## WRITTEN INSTRUCTION
Answer with a single number: how many lines in the listing below include "type"?

## DATA TO PROCESS
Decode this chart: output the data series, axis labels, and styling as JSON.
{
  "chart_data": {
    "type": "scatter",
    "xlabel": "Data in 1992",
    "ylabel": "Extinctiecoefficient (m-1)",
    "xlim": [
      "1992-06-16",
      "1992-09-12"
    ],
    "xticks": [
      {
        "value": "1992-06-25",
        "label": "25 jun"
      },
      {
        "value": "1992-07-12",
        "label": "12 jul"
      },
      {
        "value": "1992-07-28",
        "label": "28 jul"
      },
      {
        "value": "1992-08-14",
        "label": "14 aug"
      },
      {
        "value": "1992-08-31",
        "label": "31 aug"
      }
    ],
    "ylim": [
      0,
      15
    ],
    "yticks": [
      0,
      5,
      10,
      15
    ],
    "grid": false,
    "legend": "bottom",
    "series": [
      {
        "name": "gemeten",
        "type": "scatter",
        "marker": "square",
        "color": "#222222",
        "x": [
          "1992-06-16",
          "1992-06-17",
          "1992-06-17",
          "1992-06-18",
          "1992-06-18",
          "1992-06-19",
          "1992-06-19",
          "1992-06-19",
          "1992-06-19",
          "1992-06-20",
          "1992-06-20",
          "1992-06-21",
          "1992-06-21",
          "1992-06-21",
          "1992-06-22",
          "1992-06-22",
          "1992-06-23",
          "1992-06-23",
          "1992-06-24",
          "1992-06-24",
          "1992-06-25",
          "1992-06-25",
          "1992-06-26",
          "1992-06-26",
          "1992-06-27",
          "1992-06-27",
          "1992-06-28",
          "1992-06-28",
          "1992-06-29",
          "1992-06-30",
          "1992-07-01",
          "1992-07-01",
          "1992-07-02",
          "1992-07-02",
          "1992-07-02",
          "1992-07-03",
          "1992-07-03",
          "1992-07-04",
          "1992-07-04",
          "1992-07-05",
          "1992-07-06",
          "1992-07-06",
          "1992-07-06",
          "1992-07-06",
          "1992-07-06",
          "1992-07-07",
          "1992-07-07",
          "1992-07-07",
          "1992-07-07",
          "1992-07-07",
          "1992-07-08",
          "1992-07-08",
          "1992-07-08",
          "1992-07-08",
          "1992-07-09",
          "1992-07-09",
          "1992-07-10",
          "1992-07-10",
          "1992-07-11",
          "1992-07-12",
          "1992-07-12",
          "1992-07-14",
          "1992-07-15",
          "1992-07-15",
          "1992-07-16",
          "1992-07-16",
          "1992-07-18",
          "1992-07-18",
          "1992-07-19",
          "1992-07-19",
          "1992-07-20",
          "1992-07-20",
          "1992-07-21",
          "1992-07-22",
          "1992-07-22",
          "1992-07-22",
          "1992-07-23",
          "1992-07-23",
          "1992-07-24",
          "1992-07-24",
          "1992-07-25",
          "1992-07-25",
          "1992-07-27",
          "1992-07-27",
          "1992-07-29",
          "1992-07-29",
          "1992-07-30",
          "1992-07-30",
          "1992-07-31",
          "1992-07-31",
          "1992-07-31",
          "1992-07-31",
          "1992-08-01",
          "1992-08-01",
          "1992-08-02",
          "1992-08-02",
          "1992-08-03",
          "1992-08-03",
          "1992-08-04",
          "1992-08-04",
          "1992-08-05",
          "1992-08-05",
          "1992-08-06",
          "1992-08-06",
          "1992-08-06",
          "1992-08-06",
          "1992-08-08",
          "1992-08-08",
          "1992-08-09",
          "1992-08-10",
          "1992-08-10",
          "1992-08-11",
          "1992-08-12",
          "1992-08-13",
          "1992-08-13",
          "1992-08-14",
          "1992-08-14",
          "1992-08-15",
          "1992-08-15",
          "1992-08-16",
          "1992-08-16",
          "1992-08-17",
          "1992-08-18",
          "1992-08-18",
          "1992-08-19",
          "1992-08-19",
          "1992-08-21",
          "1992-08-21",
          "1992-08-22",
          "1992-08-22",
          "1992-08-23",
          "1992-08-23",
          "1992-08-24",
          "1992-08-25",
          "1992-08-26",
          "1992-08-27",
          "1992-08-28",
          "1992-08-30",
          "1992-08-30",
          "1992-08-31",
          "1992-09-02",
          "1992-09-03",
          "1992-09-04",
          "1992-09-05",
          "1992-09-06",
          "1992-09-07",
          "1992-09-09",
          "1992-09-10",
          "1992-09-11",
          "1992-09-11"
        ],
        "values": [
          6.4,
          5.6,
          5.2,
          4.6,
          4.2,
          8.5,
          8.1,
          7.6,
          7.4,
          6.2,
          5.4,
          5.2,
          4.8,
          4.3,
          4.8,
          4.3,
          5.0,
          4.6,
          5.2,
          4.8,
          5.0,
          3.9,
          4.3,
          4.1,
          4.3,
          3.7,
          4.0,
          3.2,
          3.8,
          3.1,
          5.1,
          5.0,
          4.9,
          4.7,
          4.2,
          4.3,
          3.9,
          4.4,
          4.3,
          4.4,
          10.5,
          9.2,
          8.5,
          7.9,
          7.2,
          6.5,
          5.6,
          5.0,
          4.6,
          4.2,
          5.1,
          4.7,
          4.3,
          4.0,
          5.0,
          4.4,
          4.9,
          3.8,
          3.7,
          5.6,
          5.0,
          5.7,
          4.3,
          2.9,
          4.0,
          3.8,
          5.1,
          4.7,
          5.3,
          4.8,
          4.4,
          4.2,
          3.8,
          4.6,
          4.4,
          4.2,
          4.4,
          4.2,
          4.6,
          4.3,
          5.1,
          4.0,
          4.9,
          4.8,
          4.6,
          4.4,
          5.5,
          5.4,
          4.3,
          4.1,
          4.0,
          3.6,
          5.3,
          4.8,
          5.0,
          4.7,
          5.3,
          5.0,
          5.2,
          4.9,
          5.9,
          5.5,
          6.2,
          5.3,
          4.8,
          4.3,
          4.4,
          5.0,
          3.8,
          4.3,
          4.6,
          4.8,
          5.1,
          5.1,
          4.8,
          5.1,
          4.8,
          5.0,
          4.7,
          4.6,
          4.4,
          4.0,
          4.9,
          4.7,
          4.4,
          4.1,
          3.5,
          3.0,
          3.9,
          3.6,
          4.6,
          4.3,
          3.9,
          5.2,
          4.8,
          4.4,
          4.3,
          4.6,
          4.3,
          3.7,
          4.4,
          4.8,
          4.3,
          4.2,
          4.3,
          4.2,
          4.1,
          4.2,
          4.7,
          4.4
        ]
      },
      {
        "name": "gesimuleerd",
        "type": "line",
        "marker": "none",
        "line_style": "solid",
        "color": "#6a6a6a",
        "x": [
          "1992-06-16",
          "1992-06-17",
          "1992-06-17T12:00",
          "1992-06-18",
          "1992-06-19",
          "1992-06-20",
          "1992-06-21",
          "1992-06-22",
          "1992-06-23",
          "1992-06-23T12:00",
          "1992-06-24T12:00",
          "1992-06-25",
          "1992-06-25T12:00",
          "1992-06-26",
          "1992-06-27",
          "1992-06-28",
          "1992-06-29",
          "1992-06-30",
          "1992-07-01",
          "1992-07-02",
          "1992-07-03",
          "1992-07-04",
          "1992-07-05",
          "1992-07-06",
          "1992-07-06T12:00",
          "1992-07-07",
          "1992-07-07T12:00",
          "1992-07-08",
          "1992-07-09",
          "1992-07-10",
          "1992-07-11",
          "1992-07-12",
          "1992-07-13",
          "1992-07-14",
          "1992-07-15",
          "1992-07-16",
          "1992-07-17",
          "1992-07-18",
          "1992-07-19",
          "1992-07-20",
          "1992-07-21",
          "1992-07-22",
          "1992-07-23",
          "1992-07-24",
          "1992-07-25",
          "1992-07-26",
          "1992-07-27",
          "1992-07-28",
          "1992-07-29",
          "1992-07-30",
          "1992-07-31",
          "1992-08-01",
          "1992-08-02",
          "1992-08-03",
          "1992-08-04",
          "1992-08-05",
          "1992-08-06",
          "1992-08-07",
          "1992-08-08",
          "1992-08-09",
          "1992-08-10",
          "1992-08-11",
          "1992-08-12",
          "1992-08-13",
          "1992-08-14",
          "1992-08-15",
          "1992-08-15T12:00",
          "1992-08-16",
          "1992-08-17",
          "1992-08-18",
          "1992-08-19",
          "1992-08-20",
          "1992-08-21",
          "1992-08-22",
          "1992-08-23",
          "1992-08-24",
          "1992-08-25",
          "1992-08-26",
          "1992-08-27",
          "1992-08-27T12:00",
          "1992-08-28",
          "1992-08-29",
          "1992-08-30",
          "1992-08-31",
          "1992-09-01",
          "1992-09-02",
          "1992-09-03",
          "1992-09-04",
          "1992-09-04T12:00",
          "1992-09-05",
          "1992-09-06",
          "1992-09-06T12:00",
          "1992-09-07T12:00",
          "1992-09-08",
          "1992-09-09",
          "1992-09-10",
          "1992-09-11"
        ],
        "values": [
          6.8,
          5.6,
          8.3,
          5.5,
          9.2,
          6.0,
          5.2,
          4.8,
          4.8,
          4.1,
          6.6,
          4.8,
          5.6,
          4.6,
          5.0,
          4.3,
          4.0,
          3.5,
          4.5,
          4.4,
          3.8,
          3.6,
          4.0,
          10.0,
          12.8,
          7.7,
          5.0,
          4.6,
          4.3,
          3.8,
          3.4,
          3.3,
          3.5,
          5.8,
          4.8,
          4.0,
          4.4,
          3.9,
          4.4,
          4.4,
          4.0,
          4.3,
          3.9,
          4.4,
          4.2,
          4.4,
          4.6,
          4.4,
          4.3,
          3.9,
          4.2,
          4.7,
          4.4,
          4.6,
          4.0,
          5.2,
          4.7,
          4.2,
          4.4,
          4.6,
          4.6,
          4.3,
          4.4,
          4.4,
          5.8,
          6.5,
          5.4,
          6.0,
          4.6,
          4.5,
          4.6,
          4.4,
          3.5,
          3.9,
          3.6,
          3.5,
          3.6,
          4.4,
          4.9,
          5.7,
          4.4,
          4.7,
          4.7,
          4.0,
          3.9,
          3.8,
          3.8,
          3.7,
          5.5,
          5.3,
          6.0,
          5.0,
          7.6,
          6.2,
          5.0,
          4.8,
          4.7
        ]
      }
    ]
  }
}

## RESULT BELOW
3